**Structured figure records**
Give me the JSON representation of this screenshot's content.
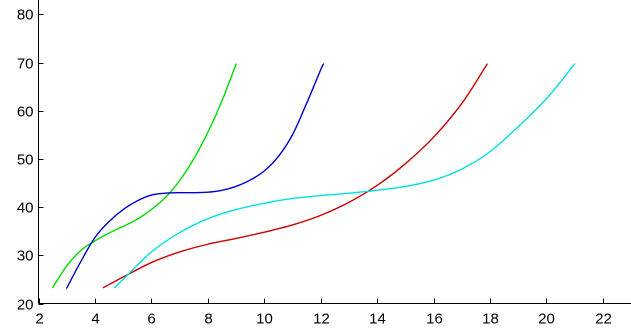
{
  "chart_data": {
    "type": "line",
    "title": "",
    "xlabel": "",
    "ylabel": "",
    "xlim": [
      2,
      23
    ],
    "ylim": [
      20,
      83
    ],
    "x_ticks": [
      2,
      4,
      6,
      8,
      10,
      12,
      14,
      16,
      18,
      20,
      22
    ],
    "y_ticks": [
      20,
      30,
      40,
      50,
      60,
      70,
      80
    ],
    "grid": false,
    "legend": "none",
    "series": [
      {
        "color": "#00dd00",
        "x": [
          2.5,
          3.0,
          3.5,
          4.0,
          4.5,
          5.0,
          5.5,
          6.0,
          6.5,
          7.0,
          7.5,
          8.0,
          8.5,
          9.0
        ],
        "y": [
          23.3,
          27.8,
          31.0,
          33.0,
          34.6,
          36.0,
          37.5,
          39.5,
          42.0,
          45.5,
          50.0,
          55.5,
          62.0,
          69.7
        ]
      },
      {
        "color": "#0000cc",
        "x": [
          3.0,
          3.5,
          4.0,
          4.5,
          5.0,
          5.5,
          6.0,
          6.5,
          7.0,
          7.5,
          8.0,
          8.5,
          9.0,
          9.5,
          10.0,
          10.5,
          11.0,
          11.5,
          12.0,
          12.1
        ],
        "y": [
          23.2,
          28.7,
          33.7,
          37.0,
          39.5,
          41.3,
          42.5,
          42.9,
          43.0,
          43.0,
          43.1,
          43.5,
          44.3,
          45.6,
          47.5,
          50.5,
          55.0,
          61.5,
          68.5,
          69.7
        ]
      },
      {
        "color": "#cc0000",
        "x": [
          4.3,
          5.0,
          6.0,
          7.0,
          8.0,
          9.0,
          10.0,
          11.0,
          12.0,
          13.0,
          14.0,
          15.0,
          16.0,
          17.0,
          17.9
        ],
        "y": [
          23.3,
          25.5,
          28.5,
          30.7,
          32.3,
          33.5,
          34.8,
          36.3,
          38.3,
          41.0,
          44.5,
          49.0,
          54.5,
          61.5,
          69.7
        ]
      },
      {
        "color": "#00e0e0",
        "x": [
          4.7,
          5.0,
          6.0,
          7.0,
          8.0,
          9.0,
          10.0,
          11.0,
          12.0,
          13.0,
          14.0,
          15.0,
          16.0,
          17.0,
          18.0,
          19.0,
          20.0,
          21.0
        ],
        "y": [
          23.3,
          25.0,
          30.7,
          34.7,
          37.6,
          39.5,
          40.8,
          41.8,
          42.4,
          42.9,
          43.5,
          44.3,
          45.6,
          47.9,
          51.5,
          56.7,
          62.5,
          69.7
        ]
      }
    ]
  }
}
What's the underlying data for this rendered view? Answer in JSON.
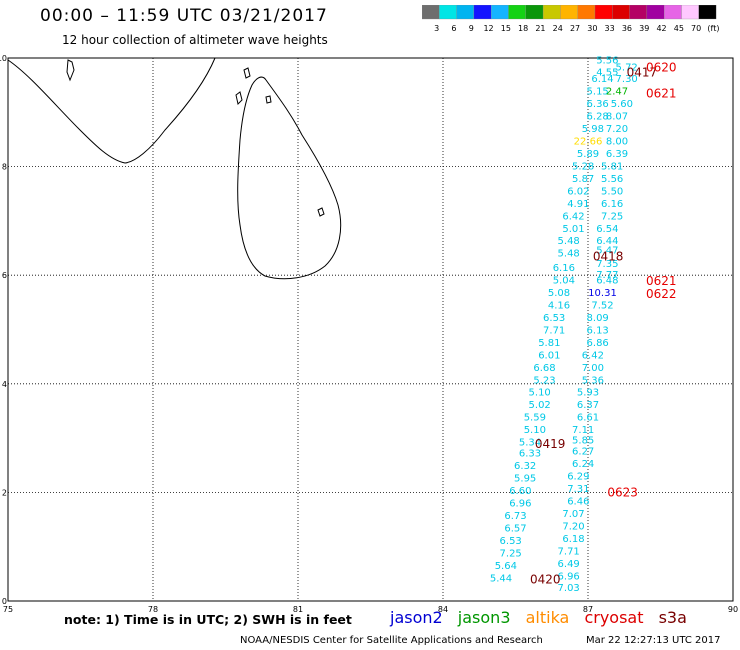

**Exercise directions**
Report only how many lines in the entries contain "JSON".

**Full solution**
2